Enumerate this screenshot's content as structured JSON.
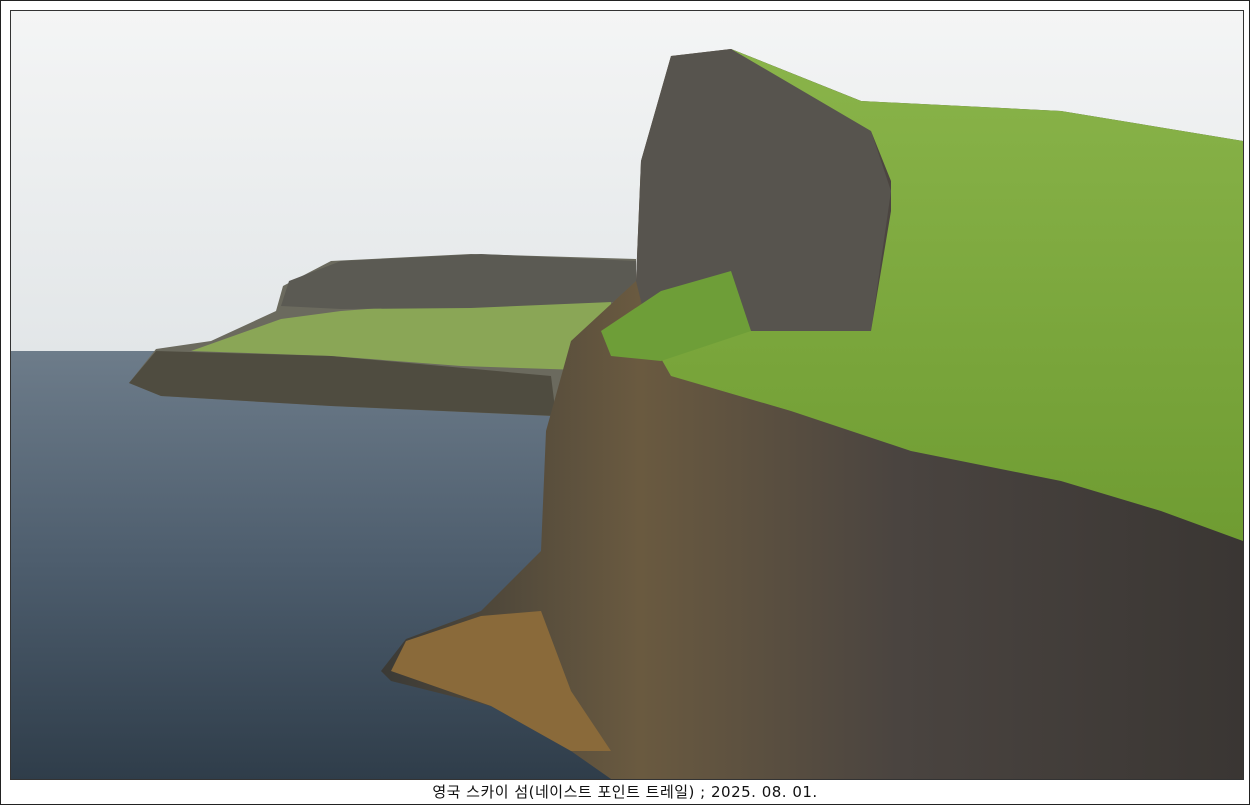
{
  "photo": {
    "subject": "coastal-cliffs-photo",
    "colors": {
      "sky": "#eef0f0",
      "sea": "#4a5a6a",
      "grass": "#7fae3c",
      "rock": "#4a4640"
    }
  },
  "caption": "영국 스카이 섬(네이스트 포인트 트레일) ; 2025. 08. 01."
}
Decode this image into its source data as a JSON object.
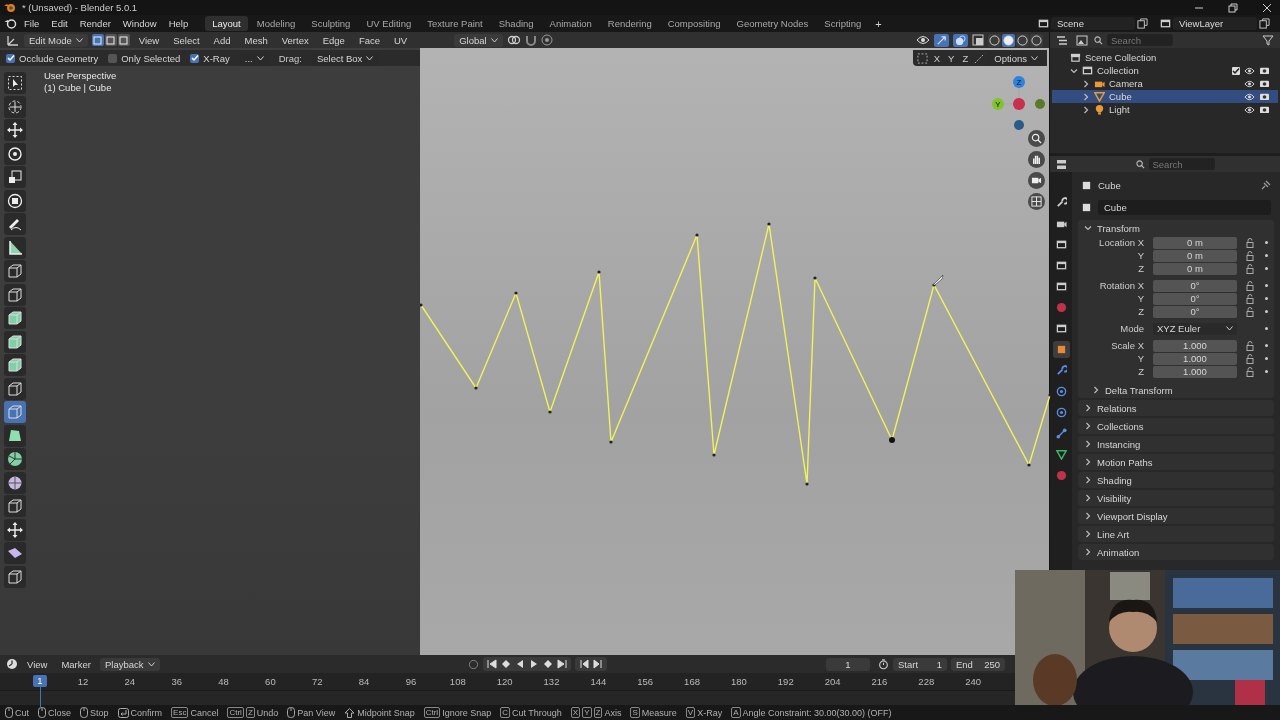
{
  "title_bar": {
    "title": "* (Unsaved) - Blender 5.0.1"
  },
  "menu": [
    "File",
    "Edit",
    "Render",
    "Window",
    "Help"
  ],
  "workspaces": [
    {
      "label": "Layout",
      "selected": true
    },
    {
      "label": "Modeling",
      "selected": false
    },
    {
      "label": "Sculpting",
      "selected": false
    },
    {
      "label": "UV Editing",
      "selected": false
    },
    {
      "label": "Texture Paint",
      "selected": false
    },
    {
      "label": "Shading",
      "selected": false
    },
    {
      "label": "Animation",
      "selected": false
    },
    {
      "label": "Rendering",
      "selected": false
    },
    {
      "label": "Compositing",
      "selected": false
    },
    {
      "label": "Geometry Nodes",
      "selected": false
    },
    {
      "label": "Scripting",
      "selected": false
    }
  ],
  "add_workspace": "+",
  "scene": {
    "name": "Scene"
  },
  "view_layer": {
    "name": "ViewLayer"
  },
  "viewport": {
    "mode": "Edit Mode",
    "select_modes": [
      {
        "selected": true
      },
      {
        "selected": false
      },
      {
        "selected": false
      }
    ],
    "menus": [
      "View",
      "Select",
      "Add",
      "Mesh",
      "Vertex",
      "Edge",
      "Face",
      "UV"
    ],
    "orientation": "Global",
    "shading": [
      {
        "selected": false
      },
      {
        "selected": true
      },
      {
        "selected": false
      },
      {
        "selected": false
      }
    ],
    "tool_settings": [
      {
        "label": "Occlude Geometry",
        "checked": true
      },
      {
        "label": "Only Selected",
        "checked": false
      },
      {
        "label": "X-Ray",
        "checked": true
      }
    ],
    "more": "...",
    "drag_label": "Drag:",
    "drag_value": "Select Box",
    "axes": [
      "X",
      "Y",
      "Z"
    ],
    "options": "Options",
    "info": [
      "User Perspective",
      "(1) Cube | Cube"
    ],
    "gizmo_labels": [
      "Z",
      "Y"
    ],
    "tools": [
      {
        "kind": "select",
        "selected": false
      },
      {
        "kind": "cursor",
        "selected": false
      },
      {
        "kind": "move",
        "selected": false
      },
      {
        "kind": "rotate",
        "selected": false
      },
      {
        "kind": "scale",
        "selected": false
      },
      {
        "kind": "transform",
        "selected": false
      },
      {
        "kind": "annotate",
        "selected": false
      },
      {
        "kind": "measure",
        "selected": false
      },
      {
        "kind": "cube",
        "selected": false
      },
      {
        "kind": "cube",
        "selected": false
      },
      {
        "kind": "cube-green",
        "selected": false
      },
      {
        "kind": "cube-green",
        "selected": false
      },
      {
        "kind": "cube-green",
        "selected": false
      },
      {
        "kind": "cube",
        "selected": false
      },
      {
        "kind": "cube",
        "selected": true
      },
      {
        "kind": "polygon",
        "selected": false
      },
      {
        "kind": "spin",
        "selected": false
      },
      {
        "kind": "sphere",
        "selected": false
      },
      {
        "kind": "cube",
        "selected": false
      },
      {
        "kind": "move",
        "selected": false
      },
      {
        "kind": "slab",
        "selected": false
      },
      {
        "kind": "cube",
        "selected": false
      }
    ]
  },
  "outliner": {
    "search": {
      "placeholder": "Search"
    },
    "tree": [
      {
        "label": "Scene Collection",
        "kind": "scene",
        "children": [
          {
            "label": "Collection",
            "kind": "collection",
            "expanded": true,
            "checked": true,
            "children": [
              {
                "label": "Camera",
                "kind": "camera",
                "expanded": false,
                "selected": false
              },
              {
                "label": "Cube",
                "kind": "mesh",
                "expanded": false,
                "selected": true
              },
              {
                "label": "Light",
                "kind": "light",
                "expanded": false,
                "selected": false
              }
            ]
          }
        ]
      }
    ]
  },
  "properties": {
    "search": {
      "placeholder": "Search"
    },
    "tabs": [
      {
        "kind": "tool",
        "selected": false
      },
      {
        "kind": "render",
        "selected": false
      },
      {
        "kind": "output",
        "selected": false
      },
      {
        "kind": "view",
        "selected": false
      },
      {
        "kind": "scene",
        "selected": false
      },
      {
        "kind": "world",
        "selected": false
      },
      {
        "kind": "collection",
        "selected": false
      },
      {
        "kind": "object",
        "selected": true
      },
      {
        "kind": "modifier",
        "selected": false
      },
      {
        "kind": "particles",
        "selected": false
      },
      {
        "kind": "physics",
        "selected": false
      },
      {
        "kind": "constraints",
        "selected": false
      },
      {
        "kind": "data",
        "selected": false
      },
      {
        "kind": "material",
        "selected": false
      }
    ],
    "object": "Cube",
    "data_name": "Cube",
    "transform": {
      "title": "Transform",
      "expanded": true,
      "groups": [
        [
          {
            "label": "Location X",
            "value": "0 m",
            "kind": "number"
          },
          {
            "label": "Y",
            "value": "0 m",
            "kind": "number"
          },
          {
            "label": "Z",
            "value": "0 m",
            "kind": "number"
          }
        ],
        [
          {
            "label": "Rotation X",
            "value": "0°",
            "kind": "number"
          },
          {
            "label": "Y",
            "value": "0°",
            "kind": "number"
          },
          {
            "label": "Z",
            "value": "0°",
            "kind": "number"
          }
        ],
        [
          {
            "label": "Mode",
            "value": "XYZ Euler",
            "kind": "dropdown"
          }
        ],
        [
          {
            "label": "Scale X",
            "value": "1.000",
            "kind": "number"
          },
          {
            "label": "Y",
            "value": "1.000",
            "kind": "number"
          },
          {
            "label": "Z",
            "value": "1.000",
            "kind": "number"
          }
        ]
      ],
      "subpanel": {
        "title": "Delta Transform",
        "expanded": false
      }
    },
    "panels": [
      {
        "title": "Relations",
        "expanded": false
      },
      {
        "title": "Collections",
        "expanded": false
      },
      {
        "title": "Instancing",
        "expanded": false
      },
      {
        "title": "Motion Paths",
        "expanded": false
      },
      {
        "title": "Shading",
        "expanded": false
      },
      {
        "title": "Visibility",
        "expanded": false
      },
      {
        "title": "Viewport Display",
        "expanded": false
      },
      {
        "title": "Line Art",
        "expanded": false
      },
      {
        "title": "Animation",
        "expanded": false
      }
    ]
  },
  "timeline": {
    "menus": [
      "View",
      "Marker"
    ],
    "playback": "Playback",
    "marker": "1",
    "current_frame": "1",
    "start_label": "Start",
    "start": "1",
    "end_label": "End",
    "end": "250",
    "ticks": [
      "12",
      "24",
      "36",
      "48",
      "60",
      "72",
      "84",
      "96",
      "108",
      "120",
      "132",
      "144",
      "156",
      "168",
      "180",
      "192",
      "204",
      "216",
      "228",
      "240"
    ]
  },
  "status_bar": {
    "items": [
      {
        "kind": "mouse",
        "label": "Cut"
      },
      {
        "kind": "mouse",
        "label": "Close"
      },
      {
        "kind": "mouse",
        "label": "Stop"
      },
      {
        "kind": "enter",
        "label": "Confirm"
      },
      {
        "kind": "keys",
        "keys": [
          "Esc"
        ],
        "label": "Cancel"
      },
      {
        "kind": "keys",
        "keys": [
          "Ctrl",
          "Z"
        ],
        "label": "Undo"
      },
      {
        "kind": "mouse",
        "label": "Pan View"
      },
      {
        "kind": "shift",
        "label": "Midpoint Snap"
      },
      {
        "kind": "keys",
        "keys": [
          "Ctrl"
        ],
        "label": "Ignore Snap"
      },
      {
        "kind": "keys",
        "keys": [
          "C"
        ],
        "label": "Cut Through"
      },
      {
        "kind": "keys",
        "keys": [
          "X",
          "Y",
          "Z"
        ],
        "label": "Axis"
      },
      {
        "kind": "keys",
        "keys": [
          "S"
        ],
        "label": "Measure"
      },
      {
        "kind": "keys",
        "keys": [
          "V"
        ],
        "label": "X-Ray"
      },
      {
        "kind": "keys",
        "keys": [
          "A"
        ],
        "label": "Angle Constraint: 30.00(30.00) (OFF)"
      }
    ]
  }
}
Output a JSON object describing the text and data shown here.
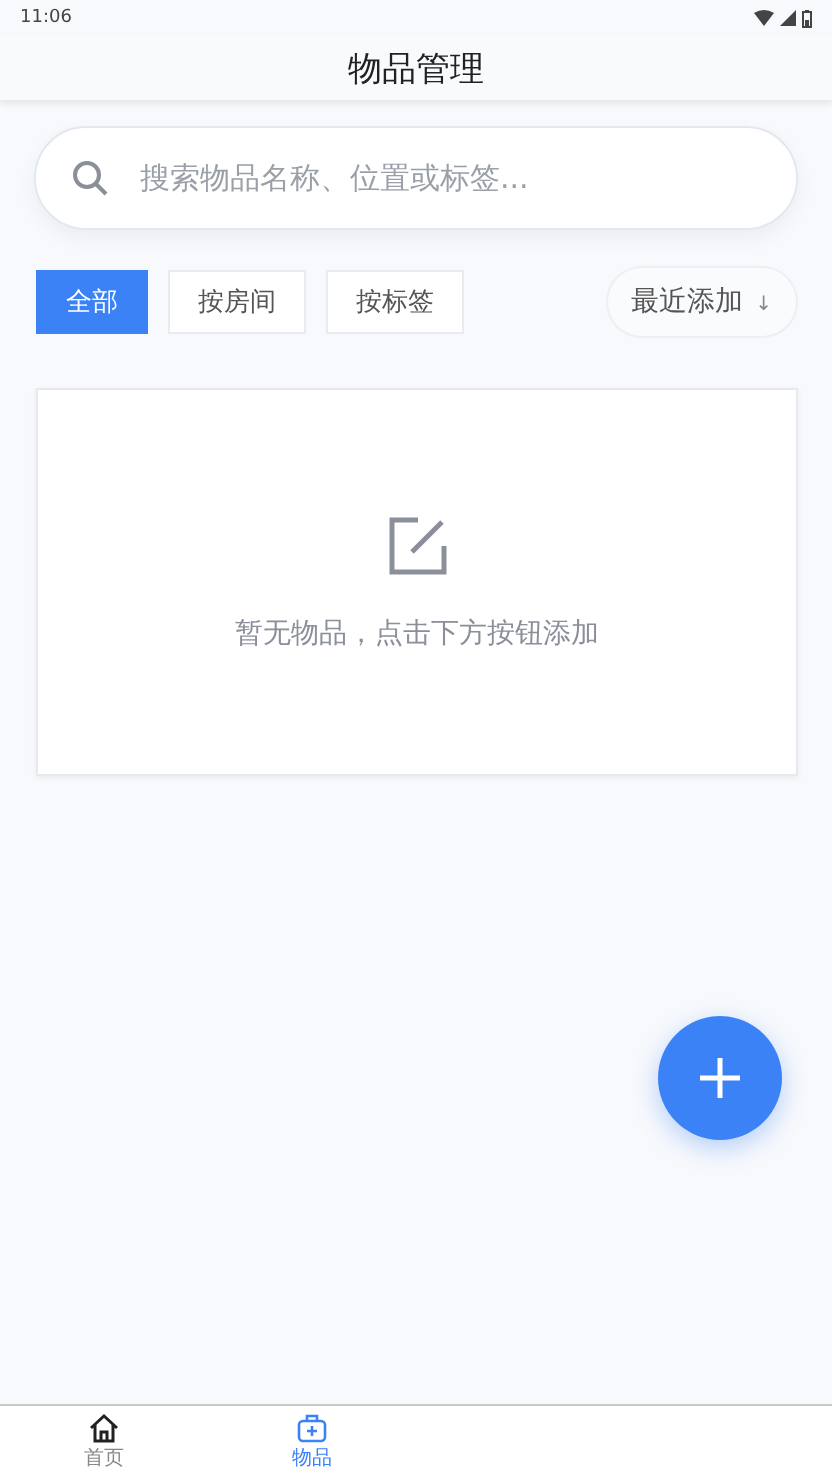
{
  "status_bar": {
    "time": "11:06"
  },
  "header": {
    "title": "物品管理"
  },
  "search": {
    "placeholder": "搜索物品名称、位置或标签..."
  },
  "filters": [
    {
      "label": "全部",
      "selected": true
    },
    {
      "label": "按房间",
      "selected": false
    },
    {
      "label": "按标签",
      "selected": false
    }
  ],
  "sort": {
    "label": "最近添加",
    "arrow": "↓"
  },
  "empty_state": {
    "message": "暂无物品，点击下方按钮添加"
  },
  "nav": [
    {
      "label": "首页",
      "kind": "home",
      "selected": false
    },
    {
      "label": "物品",
      "kind": "items",
      "selected": true
    }
  ]
}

━━━━━━━━

Exercise aim
Omit all pictures and write out, exactly, only the lines from the line containing "Output a JSON" through the last line of the entries above.

Solution to the exercise
Output a JSON object describing the text and data shown here.
{
  "status_bar": {
    "time": "11:06"
  },
  "header": {
    "title": "物品管理"
  },
  "search": {
    "placeholder": "搜索物品名称、位置或标签..."
  },
  "filters": [
    {
      "label": "全部",
      "selected": true
    },
    {
      "label": "按房间",
      "selected": false
    },
    {
      "label": "按标签",
      "selected": false
    }
  ],
  "sort": {
    "label": "最近添加",
    "arrow": "↓"
  },
  "empty_state": {
    "message": "暂无物品，点击下方按钮添加"
  },
  "nav": [
    {
      "label": "首页",
      "kind": "home",
      "selected": false
    },
    {
      "label": "物品",
      "kind": "items",
      "selected": true
    }
  ]
}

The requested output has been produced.